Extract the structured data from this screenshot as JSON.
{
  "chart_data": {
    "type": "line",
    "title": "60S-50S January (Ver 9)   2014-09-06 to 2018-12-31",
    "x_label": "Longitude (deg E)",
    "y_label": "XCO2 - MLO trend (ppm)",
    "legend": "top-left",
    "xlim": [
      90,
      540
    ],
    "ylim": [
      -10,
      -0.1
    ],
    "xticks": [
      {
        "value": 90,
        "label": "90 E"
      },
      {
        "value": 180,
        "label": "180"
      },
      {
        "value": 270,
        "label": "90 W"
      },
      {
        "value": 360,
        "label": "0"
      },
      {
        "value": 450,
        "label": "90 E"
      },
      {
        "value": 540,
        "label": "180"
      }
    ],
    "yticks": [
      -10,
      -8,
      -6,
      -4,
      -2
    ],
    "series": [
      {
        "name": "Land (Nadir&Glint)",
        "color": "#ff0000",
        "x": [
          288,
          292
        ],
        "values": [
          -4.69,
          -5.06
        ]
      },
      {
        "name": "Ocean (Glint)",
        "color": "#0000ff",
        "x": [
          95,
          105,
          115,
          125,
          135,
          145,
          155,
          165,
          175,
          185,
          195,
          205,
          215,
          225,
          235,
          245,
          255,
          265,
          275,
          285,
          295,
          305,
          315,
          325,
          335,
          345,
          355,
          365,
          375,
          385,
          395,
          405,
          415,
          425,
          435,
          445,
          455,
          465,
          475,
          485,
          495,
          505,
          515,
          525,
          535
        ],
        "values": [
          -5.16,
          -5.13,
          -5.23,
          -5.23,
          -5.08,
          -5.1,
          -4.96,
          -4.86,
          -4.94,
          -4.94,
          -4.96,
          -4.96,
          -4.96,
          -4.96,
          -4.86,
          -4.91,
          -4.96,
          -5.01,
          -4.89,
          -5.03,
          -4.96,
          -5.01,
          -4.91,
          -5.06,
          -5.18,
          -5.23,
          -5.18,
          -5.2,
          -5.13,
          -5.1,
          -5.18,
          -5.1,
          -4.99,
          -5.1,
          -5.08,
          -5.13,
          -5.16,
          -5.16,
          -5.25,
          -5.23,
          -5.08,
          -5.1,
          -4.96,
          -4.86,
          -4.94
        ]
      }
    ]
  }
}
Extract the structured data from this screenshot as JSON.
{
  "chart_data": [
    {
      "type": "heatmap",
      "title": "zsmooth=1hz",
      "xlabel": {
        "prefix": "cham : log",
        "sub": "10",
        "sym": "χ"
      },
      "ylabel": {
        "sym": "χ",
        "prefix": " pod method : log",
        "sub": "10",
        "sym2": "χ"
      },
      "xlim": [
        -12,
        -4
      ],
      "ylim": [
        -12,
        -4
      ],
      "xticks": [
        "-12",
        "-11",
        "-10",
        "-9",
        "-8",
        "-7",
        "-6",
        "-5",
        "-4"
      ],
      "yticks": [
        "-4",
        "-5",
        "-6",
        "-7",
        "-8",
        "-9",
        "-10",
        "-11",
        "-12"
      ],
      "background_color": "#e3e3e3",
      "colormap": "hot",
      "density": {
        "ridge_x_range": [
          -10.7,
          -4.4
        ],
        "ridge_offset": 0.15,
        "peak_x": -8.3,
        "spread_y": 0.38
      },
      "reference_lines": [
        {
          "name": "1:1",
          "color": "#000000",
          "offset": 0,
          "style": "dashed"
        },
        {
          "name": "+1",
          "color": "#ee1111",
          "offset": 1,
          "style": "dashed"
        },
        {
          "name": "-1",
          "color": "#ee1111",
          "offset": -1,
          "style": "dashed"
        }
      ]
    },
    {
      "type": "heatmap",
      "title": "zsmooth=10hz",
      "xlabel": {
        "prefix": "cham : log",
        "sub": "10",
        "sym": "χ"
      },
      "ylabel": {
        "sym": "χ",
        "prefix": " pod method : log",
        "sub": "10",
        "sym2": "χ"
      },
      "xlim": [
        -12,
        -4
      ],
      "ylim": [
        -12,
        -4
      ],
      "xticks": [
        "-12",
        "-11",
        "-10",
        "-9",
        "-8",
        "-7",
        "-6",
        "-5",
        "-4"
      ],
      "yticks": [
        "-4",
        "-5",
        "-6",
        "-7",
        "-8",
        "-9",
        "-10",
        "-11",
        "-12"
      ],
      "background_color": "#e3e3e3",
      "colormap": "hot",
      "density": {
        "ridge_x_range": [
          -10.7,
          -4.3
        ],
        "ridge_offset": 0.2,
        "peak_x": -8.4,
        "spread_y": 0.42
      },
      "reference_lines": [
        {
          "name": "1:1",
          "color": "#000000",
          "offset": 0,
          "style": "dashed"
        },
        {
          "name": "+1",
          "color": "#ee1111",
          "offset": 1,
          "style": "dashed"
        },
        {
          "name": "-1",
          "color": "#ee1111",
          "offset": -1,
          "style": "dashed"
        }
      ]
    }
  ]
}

**EXERCISE DESCRIPTION:**
Repeat the data precisely, line by line.

**CORRECT ANSWER:**
Extract the structured data from this screenshot as JSON.
{
  "chart_data": {
    "type": "line",
    "title": "60S-50S January (Ver 9)   2014-09-06 to 2018-12-31",
    "x_label": "Longitude (deg E)",
    "y_label": "XCO2 - MLO trend (ppm)",
    "legend": "top-left",
    "xlim": [
      90,
      540
    ],
    "ylim": [
      -10,
      -0.1
    ],
    "xticks": [
      {
        "value": 90,
        "label": "90 E"
      },
      {
        "value": 180,
        "label": "180"
      },
      {
        "value": 270,
        "label": "90 W"
      },
      {
        "value": 360,
        "label": "0"
      },
      {
        "value": 450,
        "label": "90 E"
      },
      {
        "value": 540,
        "label": "180"
      }
    ],
    "yticks": [
      -10,
      -8,
      -6,
      -4,
      -2
    ],
    "series": [
      {
        "name": "Land (Nadir&Glint)",
        "color": "#ff0000",
        "x": [
          288,
          292
        ],
        "values": [
          -4.69,
          -5.06
        ]
      },
      {
        "name": "Ocean (Glint)",
        "color": "#0000ff",
        "x": [
          95,
          105,
          115,
          125,
          135,
          145,
          155,
          165,
          175,
          185,
          195,
          205,
          215,
          225,
          235,
          245,
          255,
          265,
          275,
          285,
          295,
          305,
          315,
          325,
          335,
          345,
          355,
          365,
          375,
          385,
          395,
          405,
          415,
          425,
          435,
          445,
          455,
          465,
          475,
          485,
          495,
          505,
          515,
          525,
          535
        ],
        "values": [
          -5.16,
          -5.13,
          -5.23,
          -5.23,
          -5.08,
          -5.1,
          -4.96,
          -4.86,
          -4.94,
          -4.94,
          -4.96,
          -4.96,
          -4.96,
          -4.96,
          -4.86,
          -4.91,
          -4.96,
          -5.01,
          -4.89,
          -5.03,
          -4.96,
          -5.01,
          -4.91,
          -5.06,
          -5.18,
          -5.23,
          -5.18,
          -5.2,
          -5.13,
          -5.1,
          -5.18,
          -5.1,
          -4.99,
          -5.1,
          -5.08,
          -5.13,
          -5.16,
          -5.16,
          -5.25,
          -5.23,
          -5.08,
          -5.1,
          -4.96,
          -4.86,
          -4.94
        ]
      }
    ]
  }
}
Extract the structured data from this screenshot as JSON.
{
  "chart_data": [
    {
      "type": "heatmap",
      "title": "zsmooth=1hz",
      "xlabel": {
        "prefix": "cham : log",
        "sub": "10",
        "sym": "χ"
      },
      "ylabel": {
        "sym": "χ",
        "prefix": " pod method : log",
        "sub": "10",
        "sym2": "χ"
      },
      "xlim": [
        -12,
        -4
      ],
      "ylim": [
        -12,
        -4
      ],
      "xticks": [
        "-12",
        "-11",
        "-10",
        "-9",
        "-8",
        "-7",
        "-6",
        "-5",
        "-4"
      ],
      "yticks": [
        "-4",
        "-5",
        "-6",
        "-7",
        "-8",
        "-9",
        "-10",
        "-11",
        "-12"
      ],
      "background_color": "#e3e3e3",
      "colormap": "hot",
      "density": {
        "ridge_x_range": [
          -10.7,
          -4.4
        ],
        "ridge_offset": 0.15,
        "peak_x": -8.3,
        "spread_y": 0.38
      },
      "reference_lines": [
        {
          "name": "1:1",
          "color": "#000000",
          "offset": 0,
          "style": "dashed"
        },
        {
          "name": "+1",
          "color": "#ee1111",
          "offset": 1,
          "style": "dashed"
        },
        {
          "name": "-1",
          "color": "#ee1111",
          "offset": -1,
          "style": "dashed"
        }
      ]
    },
    {
      "type": "heatmap",
      "title": "zsmooth=10hz",
      "xlabel": {
        "prefix": "cham : log",
        "sub": "10",
        "sym": "χ"
      },
      "ylabel": {
        "sym": "χ",
        "prefix": " pod method : log",
        "sub": "10",
        "sym2": "χ"
      },
      "xlim": [
        -12,
        -4
      ],
      "ylim": [
        -12,
        -4
      ],
      "xticks": [
        "-12",
        "-11",
        "-10",
        "-9",
        "-8",
        "-7",
        "-6",
        "-5",
        "-4"
      ],
      "yticks": [
        "-4",
        "-5",
        "-6",
        "-7",
        "-8",
        "-9",
        "-10",
        "-11",
        "-12"
      ],
      "background_color": "#e3e3e3",
      "colormap": "hot",
      "density": {
        "ridge_x_range": [
          -10.7,
          -4.3
        ],
        "ridge_offset": 0.2,
        "peak_x": -8.4,
        "spread_y": 0.42
      },
      "reference_lines": [
        {
          "name": "1:1",
          "color": "#000000",
          "offset": 0,
          "style": "dashed"
        },
        {
          "name": "+1",
          "color": "#ee1111",
          "offset": 1,
          "style": "dashed"
        },
        {
          "name": "-1",
          "color": "#ee1111",
          "offset": -1,
          "style": "dashed"
        }
      ]
    }
  ]
}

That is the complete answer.